Instruction: List all lines in the material below that contain "Xitoy".

Entries:
** start **

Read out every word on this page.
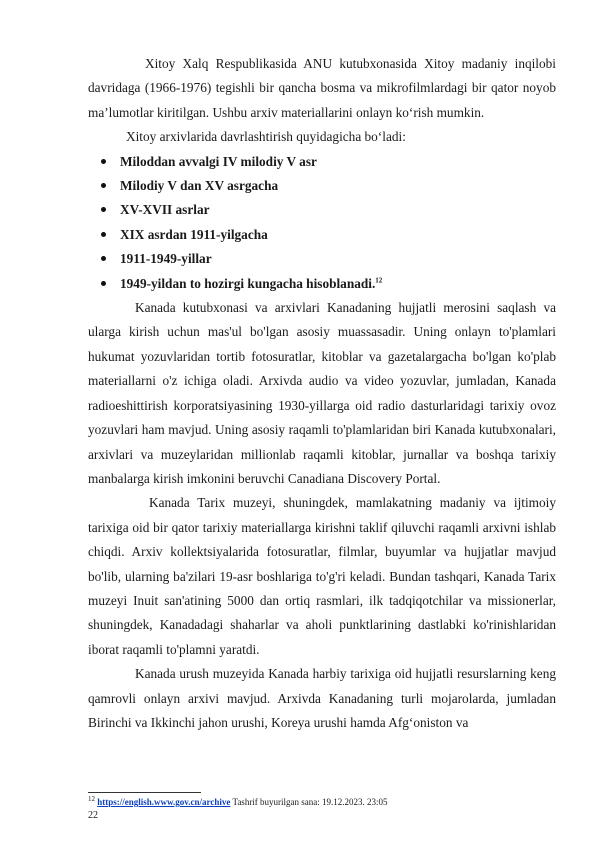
Xitoy Xalq Respublikasida ANU kutubxonasida Xitoy madaniy inqilobi davridaga (1966-1976) tegishli bir qancha bosma va mikrofilmlardagi bir qator noyob ma’lumotlar kiritilgan. Ushbu arxiv materiallarini onlayn koʻrish mumkin.

Xitoy arxivlarida davrlashtirish quyidagicha boʻladi:

Miloddan avvalgi IV milodiy V asr
Milodiy V dan XV asrgacha
XV-XVII asrlar
XIX asrdan 1911-yilgacha
1911-1949-yillar
1949-yildan to hozirgi kungacha hisoblanadi.$^{12}$

Kanada kutubxonasi va arxivlari Kanadaning hujjatli merosini saqlash va ularga kirish uchun mas'ul bo'lgan asosiy muassasadir. Uning onlayn to'plamlari hukumat yozuvlaridan tortib fotosuratlar, kitoblar va gazetalargacha bo'lgan ko'plab materiallarni o'z ichiga oladi. Arxivda audio va video yozuvlar, jumladan, Kanada radioeshittirish korporatsiyasining 1930-yillarga oid radio dasturlaridagi tarixiy ovoz yozuvlari ham mavjud. Uning asosiy raqamli to'plamlaridan biri Kanada kutubxonalari, arxivlari va muzeylaridan millionlab raqamli kitoblar, jurnallar va boshqa tarixiy manbalarga kirish imkonini beruvchi Canadiana Discovery Portal.

Kanada Tarix muzeyi, shuningdek, mamlakatning madaniy va ijtimoiy tarixiga oid bir qator tarixiy materiallarga kirishni taklif qiluvchi raqamli arxivni ishlab chiqdi. Arxiv kollektsiyalarida fotosuratlar, filmlar, buyumlar va hujjatlar mavjud bo'lib, ularning ba'zilari 19-asr boshlariga to'g'ri keladi. Bundan tashqari, Kanada Tarix muzeyi Inuit san'atining 5000 dan ortiq rasmlari, ilk tadqiqotchilar va missionerlar, shuningdek, Kanadadagi shaharlar va aholi punktlarining dastlabki ko'rinishlaridan iborat raqamli to'plamni yaratdi.

Kanada urush muzeyida Kanada harbiy tarixiga oid hujjatli resurslarning keng qamrovli onlayn arxivi mavjud. Arxivda Kanadaning turli mojarolarda, jumladan Birinchi va Ikkinchi jahon urushi, Koreya urushi hamda Afgʻoniston va

$^{12}$ https://english.www.gov.cn/archive Tashrif buyurilgan sana: 19.12.2023. 23:05
22
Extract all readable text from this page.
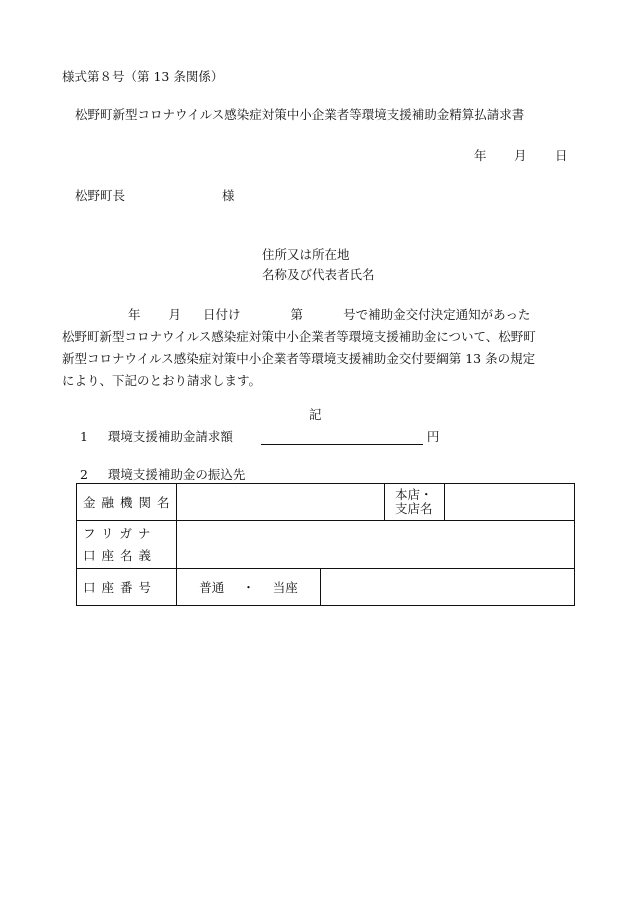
様式第８号（第 13 条関係）
松野町新型コロナウイルス感染症対策中小企業者等環境支援補助金精算払請求書
年 月 日
松野町長	様
住所又は所在地
名称及び代表者氏名
年 月 日付け	第	号で補助金交付決定通知があった
松野町新型コロナウイルス感染症対策中小企業者等環境支援補助金について、松野町
新型コロナウイルス感染症対策中小企業者等環境支援補助金交付要綱第 13 条の規定
により、下記のとおり請求します。
記
1 環境支援補助金請求額	円
2 環境支援補助金の振込先
金融機関名			本店・
支店名	

フリガナ
口座名義				

口座番号	普通 ・ 当座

** end **

Final answer:
Xitoy Xalq Respublikasida ANU kutubxonasida Xitoy madaniy inqilobi davridaga (1966-1976) tegishli bir qancha bosma va mikrofilmlardagi bir qator noyob ma’lumotlar kiritilgan. Ushbu arxiv materiallarini onlayn koʻrish mumkin.
Xitoy arxivlarida davrlashtirish quyidagicha boʻladi:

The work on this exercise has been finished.